*EXERCISE OBJECTIVE*.
Go through the listing and return every line with "eclipse" in it.

======== SUPPLIED ENTRIES

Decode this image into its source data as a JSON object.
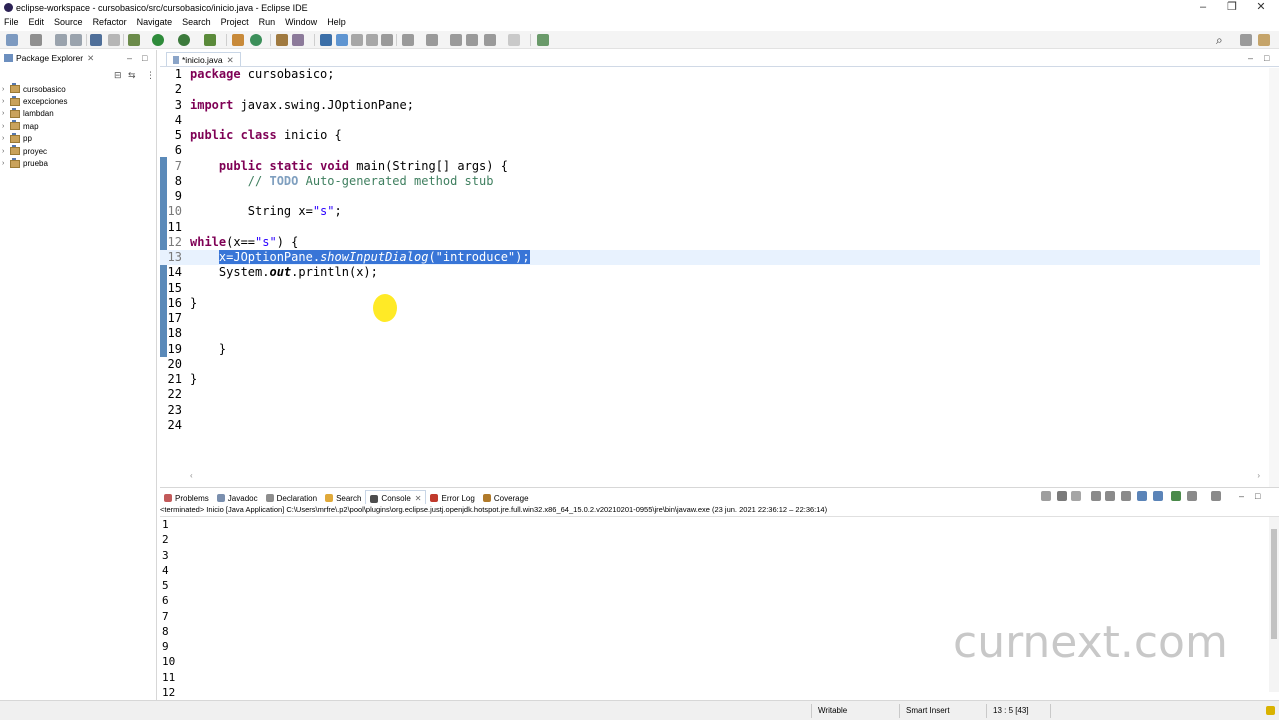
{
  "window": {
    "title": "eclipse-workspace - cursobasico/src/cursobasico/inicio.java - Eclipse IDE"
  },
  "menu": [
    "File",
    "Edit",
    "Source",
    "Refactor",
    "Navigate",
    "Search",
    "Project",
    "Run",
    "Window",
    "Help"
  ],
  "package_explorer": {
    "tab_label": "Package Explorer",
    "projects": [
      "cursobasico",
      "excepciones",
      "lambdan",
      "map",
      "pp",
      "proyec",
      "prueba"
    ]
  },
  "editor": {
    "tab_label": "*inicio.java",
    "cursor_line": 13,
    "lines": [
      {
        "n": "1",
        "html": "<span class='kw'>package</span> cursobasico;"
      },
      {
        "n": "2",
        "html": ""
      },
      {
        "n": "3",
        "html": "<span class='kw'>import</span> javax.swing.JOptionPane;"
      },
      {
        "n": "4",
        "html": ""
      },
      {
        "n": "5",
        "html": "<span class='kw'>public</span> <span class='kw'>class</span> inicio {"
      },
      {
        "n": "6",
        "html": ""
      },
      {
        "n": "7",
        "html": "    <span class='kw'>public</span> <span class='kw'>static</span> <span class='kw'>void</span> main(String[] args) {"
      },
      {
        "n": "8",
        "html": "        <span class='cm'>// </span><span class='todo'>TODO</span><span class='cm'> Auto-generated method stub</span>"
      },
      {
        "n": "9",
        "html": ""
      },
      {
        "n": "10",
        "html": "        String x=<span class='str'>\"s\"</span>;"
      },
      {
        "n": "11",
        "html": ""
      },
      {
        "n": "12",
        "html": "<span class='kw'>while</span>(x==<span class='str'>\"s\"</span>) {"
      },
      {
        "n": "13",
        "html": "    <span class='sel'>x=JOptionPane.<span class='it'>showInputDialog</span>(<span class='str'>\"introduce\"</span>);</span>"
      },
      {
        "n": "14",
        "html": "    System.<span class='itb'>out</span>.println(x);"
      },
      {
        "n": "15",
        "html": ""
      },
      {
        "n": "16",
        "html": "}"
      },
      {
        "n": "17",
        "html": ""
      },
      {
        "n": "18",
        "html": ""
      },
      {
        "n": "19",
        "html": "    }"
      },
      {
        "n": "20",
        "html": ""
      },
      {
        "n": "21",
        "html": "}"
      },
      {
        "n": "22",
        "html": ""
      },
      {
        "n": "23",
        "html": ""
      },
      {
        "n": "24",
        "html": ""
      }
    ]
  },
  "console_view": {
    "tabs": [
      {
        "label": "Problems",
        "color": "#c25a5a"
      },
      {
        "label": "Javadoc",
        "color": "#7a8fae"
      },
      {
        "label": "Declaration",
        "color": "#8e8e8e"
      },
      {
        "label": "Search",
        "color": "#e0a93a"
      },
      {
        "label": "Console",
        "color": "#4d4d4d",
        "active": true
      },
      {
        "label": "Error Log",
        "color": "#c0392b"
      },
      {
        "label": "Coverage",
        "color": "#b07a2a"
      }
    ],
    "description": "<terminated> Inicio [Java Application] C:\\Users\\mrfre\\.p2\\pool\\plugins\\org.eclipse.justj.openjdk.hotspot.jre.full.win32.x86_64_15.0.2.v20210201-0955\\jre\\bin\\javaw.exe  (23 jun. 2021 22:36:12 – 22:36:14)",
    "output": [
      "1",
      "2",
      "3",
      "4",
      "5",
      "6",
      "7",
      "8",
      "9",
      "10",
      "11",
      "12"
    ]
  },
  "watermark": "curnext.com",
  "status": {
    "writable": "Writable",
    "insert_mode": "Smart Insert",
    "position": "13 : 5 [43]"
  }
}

================
======== SUPPLIED ENTRIES

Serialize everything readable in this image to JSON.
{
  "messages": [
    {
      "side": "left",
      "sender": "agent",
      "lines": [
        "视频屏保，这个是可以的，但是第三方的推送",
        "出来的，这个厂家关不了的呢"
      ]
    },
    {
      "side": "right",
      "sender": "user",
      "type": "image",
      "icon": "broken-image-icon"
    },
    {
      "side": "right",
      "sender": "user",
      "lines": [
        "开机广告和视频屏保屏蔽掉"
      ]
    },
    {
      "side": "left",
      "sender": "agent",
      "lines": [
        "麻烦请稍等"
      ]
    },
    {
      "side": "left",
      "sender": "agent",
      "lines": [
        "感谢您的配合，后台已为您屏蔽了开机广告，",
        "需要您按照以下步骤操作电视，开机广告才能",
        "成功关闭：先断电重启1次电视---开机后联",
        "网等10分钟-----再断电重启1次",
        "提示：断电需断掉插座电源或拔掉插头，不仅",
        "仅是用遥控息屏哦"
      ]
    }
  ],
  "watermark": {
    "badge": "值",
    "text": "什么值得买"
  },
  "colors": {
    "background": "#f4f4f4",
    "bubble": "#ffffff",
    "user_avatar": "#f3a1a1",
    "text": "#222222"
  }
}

================

*ANSWER TO THE TASK*.
    "title": "eclipse-workspace - cursobasico/src/cursobasico/inicio.java - Eclipse IDE"
    "description": "<terminated> Inicio [Java Application] C:\\Users\\mrfre\\.p2\\pool\\plugins\\org.eclipse.justj.openjdk.hotspot.jre.full.win32.x86_64_15.0.2.v20210201-0955\\jre\\bin\\javaw.exe  (23 jun. 2021 22:36:12 – 22:36:14)",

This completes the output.